====== Stored records

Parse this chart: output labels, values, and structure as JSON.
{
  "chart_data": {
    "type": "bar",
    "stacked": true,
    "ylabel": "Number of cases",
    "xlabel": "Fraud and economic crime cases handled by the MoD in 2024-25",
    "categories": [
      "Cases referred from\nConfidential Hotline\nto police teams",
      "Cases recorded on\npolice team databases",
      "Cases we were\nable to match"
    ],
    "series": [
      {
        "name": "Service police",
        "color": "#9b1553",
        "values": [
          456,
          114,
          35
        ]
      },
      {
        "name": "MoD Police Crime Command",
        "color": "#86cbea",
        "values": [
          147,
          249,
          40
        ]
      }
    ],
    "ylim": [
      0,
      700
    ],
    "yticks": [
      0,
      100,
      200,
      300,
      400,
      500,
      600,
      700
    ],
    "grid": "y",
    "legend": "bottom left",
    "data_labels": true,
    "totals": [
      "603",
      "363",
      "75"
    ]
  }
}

============
====== Stored records

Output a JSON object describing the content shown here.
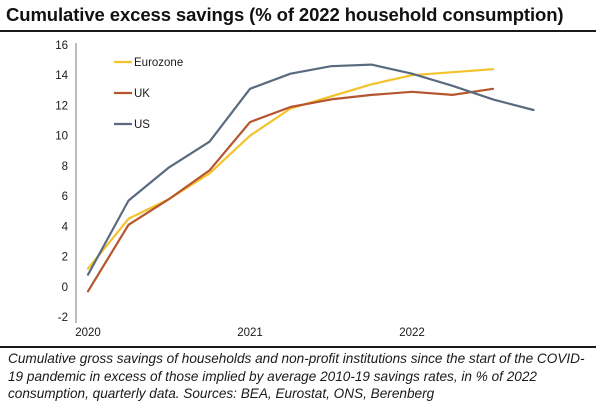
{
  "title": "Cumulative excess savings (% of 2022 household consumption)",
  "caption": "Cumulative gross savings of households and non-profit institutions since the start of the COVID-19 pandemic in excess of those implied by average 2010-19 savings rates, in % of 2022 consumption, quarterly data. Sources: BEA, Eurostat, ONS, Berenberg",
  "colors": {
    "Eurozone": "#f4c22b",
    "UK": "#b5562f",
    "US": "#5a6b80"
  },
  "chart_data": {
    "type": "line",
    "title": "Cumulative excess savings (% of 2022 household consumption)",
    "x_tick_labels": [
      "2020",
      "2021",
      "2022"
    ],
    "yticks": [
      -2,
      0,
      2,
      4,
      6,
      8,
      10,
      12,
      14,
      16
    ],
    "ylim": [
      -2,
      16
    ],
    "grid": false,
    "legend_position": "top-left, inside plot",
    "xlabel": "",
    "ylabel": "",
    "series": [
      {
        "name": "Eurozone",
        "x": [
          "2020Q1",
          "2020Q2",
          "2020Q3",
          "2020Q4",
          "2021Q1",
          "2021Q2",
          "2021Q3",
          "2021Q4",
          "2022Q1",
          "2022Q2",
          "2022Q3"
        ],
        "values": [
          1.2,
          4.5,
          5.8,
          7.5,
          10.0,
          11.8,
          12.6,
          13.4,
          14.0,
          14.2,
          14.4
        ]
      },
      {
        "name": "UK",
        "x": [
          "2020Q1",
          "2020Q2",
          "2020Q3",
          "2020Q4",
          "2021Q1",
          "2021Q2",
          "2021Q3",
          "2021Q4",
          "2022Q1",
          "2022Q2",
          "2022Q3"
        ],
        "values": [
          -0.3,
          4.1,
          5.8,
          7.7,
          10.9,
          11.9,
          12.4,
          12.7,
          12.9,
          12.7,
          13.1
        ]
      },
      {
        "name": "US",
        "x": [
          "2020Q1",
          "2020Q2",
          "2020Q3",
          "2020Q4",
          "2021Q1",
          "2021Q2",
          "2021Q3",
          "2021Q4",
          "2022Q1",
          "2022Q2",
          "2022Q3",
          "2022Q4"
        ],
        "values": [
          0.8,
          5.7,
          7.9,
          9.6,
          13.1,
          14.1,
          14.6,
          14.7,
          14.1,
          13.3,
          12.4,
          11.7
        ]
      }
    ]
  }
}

============
====== Stored records

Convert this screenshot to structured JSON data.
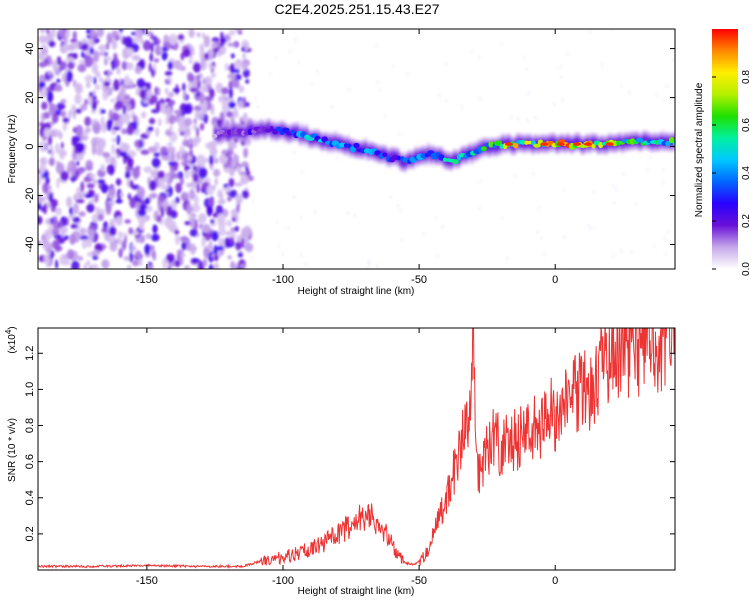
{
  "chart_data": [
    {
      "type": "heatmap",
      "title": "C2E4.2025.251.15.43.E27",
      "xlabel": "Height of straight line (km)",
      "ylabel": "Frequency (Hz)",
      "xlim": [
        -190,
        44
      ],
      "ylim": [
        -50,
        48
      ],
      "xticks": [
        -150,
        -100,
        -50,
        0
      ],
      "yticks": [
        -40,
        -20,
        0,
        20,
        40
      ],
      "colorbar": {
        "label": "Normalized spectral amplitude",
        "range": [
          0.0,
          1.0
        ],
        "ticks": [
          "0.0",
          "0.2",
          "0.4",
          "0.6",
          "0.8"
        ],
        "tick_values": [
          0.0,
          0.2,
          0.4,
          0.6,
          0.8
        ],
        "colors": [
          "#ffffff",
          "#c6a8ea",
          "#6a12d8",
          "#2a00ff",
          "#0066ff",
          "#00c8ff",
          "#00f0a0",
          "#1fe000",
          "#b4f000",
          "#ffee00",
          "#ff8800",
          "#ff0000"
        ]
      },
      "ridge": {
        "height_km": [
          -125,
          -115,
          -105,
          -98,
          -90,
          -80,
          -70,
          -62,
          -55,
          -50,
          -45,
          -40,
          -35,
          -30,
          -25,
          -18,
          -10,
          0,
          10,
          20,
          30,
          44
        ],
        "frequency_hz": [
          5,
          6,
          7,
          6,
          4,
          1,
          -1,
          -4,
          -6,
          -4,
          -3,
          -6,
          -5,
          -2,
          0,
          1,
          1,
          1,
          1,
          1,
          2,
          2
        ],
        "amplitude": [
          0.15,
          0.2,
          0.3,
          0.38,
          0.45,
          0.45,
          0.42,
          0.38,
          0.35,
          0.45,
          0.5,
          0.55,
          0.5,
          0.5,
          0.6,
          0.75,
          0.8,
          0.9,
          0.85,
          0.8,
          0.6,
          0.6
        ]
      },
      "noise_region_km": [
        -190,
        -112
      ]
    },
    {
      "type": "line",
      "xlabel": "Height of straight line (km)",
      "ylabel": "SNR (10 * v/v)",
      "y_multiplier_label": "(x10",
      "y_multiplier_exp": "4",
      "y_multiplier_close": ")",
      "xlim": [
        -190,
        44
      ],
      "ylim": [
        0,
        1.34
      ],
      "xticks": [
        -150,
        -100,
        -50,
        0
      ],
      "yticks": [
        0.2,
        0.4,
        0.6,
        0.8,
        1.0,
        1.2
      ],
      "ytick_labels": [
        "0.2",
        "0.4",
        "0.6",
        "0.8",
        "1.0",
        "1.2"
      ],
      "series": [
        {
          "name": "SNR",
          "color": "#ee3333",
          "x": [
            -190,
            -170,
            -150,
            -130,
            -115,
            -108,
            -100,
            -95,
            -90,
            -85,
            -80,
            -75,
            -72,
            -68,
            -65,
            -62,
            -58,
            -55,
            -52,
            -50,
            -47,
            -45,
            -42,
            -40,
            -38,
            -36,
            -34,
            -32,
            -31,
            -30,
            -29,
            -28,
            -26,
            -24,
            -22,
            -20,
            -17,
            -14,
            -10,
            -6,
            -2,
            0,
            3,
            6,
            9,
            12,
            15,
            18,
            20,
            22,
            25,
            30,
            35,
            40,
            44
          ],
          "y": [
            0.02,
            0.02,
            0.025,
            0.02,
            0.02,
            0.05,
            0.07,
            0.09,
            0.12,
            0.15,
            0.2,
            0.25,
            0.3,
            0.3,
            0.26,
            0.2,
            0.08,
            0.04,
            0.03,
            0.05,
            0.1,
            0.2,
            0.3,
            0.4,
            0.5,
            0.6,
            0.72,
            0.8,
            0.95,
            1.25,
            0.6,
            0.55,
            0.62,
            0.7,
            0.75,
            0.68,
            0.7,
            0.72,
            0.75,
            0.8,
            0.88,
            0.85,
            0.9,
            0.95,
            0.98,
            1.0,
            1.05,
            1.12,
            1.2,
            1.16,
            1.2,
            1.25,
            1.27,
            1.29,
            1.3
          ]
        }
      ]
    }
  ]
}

============

Requirement.
Select and copy every line of the material that holds the string "type".

Solution for this exercise.
    "type": "bar",
    "type": "line",
      "type": "heatmap",
      "type": "line",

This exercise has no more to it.